* **THE PROBLEM**
Find every line below that contains the word "MATLAB" and copy each of those lines out in full.

-- Start DATA LISTING --

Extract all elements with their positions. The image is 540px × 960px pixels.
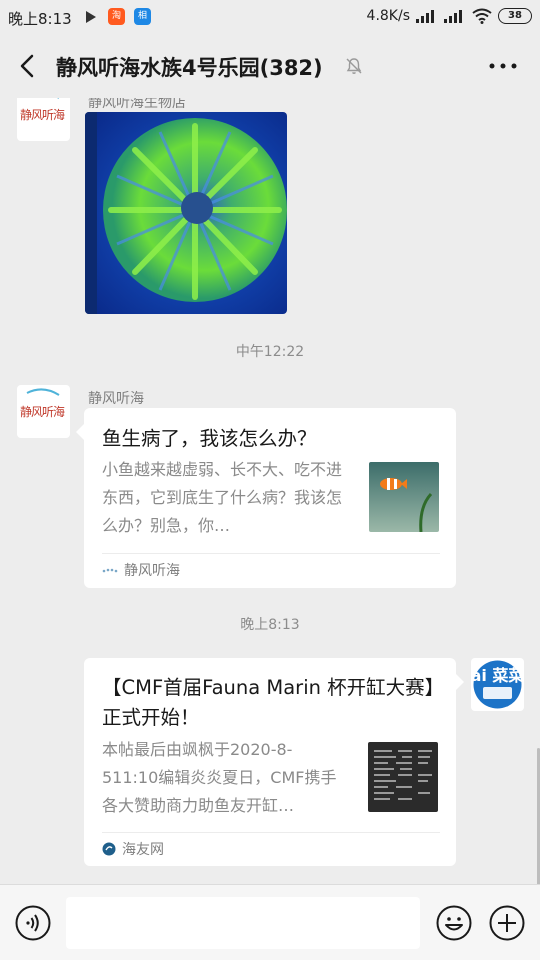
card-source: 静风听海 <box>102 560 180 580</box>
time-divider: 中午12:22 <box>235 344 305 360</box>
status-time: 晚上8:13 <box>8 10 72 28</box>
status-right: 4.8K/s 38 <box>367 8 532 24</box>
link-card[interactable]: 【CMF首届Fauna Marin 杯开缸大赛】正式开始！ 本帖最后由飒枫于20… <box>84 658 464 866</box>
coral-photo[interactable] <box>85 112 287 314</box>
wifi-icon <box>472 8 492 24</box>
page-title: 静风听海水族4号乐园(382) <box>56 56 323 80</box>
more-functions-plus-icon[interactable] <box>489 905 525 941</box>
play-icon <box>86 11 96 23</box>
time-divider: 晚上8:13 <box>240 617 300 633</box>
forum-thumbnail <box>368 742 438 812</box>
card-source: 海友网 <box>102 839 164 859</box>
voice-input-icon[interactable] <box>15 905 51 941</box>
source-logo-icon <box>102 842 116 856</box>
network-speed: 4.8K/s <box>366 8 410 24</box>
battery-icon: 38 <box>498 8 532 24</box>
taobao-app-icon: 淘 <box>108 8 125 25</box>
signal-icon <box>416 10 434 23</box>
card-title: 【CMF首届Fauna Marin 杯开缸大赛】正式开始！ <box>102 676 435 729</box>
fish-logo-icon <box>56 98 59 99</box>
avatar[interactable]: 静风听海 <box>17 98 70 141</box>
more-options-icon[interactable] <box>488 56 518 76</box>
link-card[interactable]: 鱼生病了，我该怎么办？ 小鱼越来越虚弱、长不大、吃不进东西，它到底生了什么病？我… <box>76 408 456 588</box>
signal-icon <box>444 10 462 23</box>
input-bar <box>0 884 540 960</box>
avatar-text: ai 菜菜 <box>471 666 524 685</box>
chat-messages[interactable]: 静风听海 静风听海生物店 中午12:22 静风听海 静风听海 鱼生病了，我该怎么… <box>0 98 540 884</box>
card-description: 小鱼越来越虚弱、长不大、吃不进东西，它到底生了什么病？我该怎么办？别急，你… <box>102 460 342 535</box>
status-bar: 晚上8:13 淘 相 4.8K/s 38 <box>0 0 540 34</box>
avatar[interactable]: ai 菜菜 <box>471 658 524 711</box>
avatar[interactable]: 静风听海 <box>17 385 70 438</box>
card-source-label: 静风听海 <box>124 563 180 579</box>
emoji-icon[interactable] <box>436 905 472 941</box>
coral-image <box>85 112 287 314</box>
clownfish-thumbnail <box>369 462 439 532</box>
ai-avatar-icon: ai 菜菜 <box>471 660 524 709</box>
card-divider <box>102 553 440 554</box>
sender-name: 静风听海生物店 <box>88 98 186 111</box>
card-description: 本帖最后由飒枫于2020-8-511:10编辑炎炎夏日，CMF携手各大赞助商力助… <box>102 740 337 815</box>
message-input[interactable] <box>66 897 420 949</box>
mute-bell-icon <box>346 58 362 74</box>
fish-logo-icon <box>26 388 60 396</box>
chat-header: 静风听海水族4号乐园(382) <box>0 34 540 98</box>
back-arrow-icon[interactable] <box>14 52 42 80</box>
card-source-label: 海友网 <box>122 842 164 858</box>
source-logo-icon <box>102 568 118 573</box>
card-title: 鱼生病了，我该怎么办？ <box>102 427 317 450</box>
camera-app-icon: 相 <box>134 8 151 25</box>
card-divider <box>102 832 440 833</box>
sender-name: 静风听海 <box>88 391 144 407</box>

-- End DATA LISTING --
-- Start DATA LISTING --

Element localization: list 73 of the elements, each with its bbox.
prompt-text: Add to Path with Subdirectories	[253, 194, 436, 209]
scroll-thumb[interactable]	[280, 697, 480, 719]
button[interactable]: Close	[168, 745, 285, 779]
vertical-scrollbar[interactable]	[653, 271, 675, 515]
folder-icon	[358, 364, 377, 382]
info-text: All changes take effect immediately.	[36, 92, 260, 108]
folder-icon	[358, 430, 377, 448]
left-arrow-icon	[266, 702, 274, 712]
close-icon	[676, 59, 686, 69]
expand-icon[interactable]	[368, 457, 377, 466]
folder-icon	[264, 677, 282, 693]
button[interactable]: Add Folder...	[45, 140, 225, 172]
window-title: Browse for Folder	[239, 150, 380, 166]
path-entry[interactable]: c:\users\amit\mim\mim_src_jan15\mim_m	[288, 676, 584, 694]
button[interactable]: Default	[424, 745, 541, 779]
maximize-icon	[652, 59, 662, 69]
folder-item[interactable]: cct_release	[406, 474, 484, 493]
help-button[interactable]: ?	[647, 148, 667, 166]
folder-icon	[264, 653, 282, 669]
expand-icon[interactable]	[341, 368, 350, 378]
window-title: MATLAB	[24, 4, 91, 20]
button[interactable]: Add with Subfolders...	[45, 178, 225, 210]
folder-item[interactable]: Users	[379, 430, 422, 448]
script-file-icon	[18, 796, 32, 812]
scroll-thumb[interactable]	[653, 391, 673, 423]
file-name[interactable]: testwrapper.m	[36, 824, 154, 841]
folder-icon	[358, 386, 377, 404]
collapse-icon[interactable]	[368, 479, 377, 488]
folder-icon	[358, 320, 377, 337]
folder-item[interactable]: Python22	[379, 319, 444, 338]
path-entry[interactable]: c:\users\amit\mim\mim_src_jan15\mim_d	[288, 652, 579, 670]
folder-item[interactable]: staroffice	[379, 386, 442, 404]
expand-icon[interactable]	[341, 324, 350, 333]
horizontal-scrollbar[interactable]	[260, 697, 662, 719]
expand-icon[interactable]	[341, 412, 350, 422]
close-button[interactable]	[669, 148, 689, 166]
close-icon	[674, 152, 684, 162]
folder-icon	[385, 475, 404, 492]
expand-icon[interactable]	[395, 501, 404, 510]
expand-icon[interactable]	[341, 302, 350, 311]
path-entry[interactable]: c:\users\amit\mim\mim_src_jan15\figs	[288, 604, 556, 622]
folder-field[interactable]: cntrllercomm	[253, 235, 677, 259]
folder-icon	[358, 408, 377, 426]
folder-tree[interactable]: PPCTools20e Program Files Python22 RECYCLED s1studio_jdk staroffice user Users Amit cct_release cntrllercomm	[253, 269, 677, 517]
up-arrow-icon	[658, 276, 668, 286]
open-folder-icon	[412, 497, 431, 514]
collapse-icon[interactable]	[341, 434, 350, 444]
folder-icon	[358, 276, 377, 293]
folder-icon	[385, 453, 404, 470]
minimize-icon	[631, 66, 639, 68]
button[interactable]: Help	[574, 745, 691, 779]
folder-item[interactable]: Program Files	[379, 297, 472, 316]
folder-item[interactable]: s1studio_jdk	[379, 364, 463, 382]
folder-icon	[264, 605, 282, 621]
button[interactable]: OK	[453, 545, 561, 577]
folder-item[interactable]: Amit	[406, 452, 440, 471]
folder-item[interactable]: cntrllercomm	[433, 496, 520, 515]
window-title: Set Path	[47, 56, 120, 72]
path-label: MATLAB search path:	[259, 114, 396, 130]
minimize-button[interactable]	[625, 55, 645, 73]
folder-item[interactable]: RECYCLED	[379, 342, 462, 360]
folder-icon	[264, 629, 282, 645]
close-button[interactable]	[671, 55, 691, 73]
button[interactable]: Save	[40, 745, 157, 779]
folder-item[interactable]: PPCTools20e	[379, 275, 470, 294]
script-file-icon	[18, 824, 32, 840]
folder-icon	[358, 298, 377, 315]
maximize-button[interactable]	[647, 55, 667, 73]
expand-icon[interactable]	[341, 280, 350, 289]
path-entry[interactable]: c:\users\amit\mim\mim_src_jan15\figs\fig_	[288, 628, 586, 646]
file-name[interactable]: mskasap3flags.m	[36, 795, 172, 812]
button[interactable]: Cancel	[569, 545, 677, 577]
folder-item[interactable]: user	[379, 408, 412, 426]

-- End DATA LISTING --
-- Start DATA LISTING --

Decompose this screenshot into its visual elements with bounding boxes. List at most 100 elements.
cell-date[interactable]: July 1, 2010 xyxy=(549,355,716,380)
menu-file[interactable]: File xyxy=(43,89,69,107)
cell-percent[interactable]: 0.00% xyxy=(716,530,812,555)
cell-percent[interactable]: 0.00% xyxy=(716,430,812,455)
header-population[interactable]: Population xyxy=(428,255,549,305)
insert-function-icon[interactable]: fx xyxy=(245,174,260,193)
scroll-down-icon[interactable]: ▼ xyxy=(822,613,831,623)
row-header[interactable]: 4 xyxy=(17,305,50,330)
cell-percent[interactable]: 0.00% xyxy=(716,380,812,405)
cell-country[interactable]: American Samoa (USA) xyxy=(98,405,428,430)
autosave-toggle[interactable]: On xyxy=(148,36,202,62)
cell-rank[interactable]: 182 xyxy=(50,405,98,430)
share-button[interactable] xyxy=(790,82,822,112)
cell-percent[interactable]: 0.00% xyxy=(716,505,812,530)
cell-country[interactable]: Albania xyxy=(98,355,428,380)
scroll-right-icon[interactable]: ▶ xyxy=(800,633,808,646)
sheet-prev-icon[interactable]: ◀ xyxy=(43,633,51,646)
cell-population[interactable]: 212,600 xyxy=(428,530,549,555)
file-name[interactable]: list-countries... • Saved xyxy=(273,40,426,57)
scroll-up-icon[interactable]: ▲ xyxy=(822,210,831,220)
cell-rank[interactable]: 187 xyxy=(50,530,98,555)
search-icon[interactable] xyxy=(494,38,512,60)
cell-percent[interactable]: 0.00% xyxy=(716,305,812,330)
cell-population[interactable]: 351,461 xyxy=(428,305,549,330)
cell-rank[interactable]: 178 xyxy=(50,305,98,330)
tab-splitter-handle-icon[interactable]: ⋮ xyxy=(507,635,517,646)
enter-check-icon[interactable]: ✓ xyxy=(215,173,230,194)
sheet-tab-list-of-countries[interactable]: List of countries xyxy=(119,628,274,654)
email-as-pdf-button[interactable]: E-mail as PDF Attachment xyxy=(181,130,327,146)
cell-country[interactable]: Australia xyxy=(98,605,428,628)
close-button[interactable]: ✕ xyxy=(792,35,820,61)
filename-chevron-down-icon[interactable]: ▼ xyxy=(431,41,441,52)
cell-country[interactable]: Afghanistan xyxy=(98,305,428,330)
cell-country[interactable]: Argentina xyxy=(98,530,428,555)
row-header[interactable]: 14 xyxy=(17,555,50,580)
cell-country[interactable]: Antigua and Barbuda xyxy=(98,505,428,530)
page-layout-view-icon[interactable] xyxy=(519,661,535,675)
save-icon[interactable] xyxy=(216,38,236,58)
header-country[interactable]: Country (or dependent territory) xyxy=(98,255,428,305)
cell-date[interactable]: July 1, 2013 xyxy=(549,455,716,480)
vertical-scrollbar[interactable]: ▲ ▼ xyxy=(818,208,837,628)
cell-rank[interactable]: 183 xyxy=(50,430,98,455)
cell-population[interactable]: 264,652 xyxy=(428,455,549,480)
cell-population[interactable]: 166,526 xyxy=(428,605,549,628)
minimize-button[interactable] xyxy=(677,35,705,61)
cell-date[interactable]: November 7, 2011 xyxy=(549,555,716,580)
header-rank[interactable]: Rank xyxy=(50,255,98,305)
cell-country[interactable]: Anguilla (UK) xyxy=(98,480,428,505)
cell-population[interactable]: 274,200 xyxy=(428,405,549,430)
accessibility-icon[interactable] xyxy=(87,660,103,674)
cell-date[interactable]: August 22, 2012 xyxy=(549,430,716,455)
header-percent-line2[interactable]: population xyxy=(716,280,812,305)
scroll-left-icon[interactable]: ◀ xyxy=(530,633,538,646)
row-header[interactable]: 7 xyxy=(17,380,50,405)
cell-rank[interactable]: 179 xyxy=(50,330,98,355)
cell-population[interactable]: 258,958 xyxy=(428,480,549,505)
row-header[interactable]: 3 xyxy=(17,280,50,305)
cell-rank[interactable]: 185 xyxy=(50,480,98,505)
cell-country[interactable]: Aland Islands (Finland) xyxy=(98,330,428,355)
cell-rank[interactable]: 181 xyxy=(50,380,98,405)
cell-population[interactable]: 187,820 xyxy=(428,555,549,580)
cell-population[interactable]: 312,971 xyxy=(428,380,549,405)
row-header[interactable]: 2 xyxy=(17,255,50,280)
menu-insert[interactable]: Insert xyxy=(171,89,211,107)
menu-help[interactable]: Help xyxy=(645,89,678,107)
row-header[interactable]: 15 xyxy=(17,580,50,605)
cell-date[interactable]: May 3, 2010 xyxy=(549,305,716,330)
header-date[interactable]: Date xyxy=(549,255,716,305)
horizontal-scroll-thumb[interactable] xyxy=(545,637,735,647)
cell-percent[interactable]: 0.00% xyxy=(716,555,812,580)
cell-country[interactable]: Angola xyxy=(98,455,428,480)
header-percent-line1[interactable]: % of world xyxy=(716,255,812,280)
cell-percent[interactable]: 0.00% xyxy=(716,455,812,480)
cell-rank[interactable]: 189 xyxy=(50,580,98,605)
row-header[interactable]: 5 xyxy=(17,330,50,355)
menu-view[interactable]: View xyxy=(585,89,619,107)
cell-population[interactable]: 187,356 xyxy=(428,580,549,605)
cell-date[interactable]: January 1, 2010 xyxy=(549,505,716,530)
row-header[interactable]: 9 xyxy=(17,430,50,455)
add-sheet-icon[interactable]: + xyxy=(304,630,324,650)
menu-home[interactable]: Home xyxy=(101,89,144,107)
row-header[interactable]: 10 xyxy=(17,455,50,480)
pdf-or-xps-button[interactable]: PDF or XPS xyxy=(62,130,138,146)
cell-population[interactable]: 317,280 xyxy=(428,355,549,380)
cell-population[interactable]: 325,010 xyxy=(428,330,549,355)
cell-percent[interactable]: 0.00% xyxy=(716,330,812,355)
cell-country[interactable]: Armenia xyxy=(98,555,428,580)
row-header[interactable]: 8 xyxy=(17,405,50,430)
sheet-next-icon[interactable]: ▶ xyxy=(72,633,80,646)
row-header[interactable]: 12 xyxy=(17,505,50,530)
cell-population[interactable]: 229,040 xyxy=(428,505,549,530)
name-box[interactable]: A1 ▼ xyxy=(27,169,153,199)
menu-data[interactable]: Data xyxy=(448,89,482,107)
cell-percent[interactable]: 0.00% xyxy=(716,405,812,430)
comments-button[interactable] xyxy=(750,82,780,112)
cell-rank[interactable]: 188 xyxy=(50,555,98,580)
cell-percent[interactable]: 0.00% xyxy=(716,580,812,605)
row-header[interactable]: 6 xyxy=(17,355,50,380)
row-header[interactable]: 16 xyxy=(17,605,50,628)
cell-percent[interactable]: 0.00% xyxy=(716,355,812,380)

-- End DATA LISTING --

* **RESULT OF THIS TASK**
window-title: MATLAB	[24, 4, 91, 20]
path-label: MATLAB search path:	[259, 114, 396, 130]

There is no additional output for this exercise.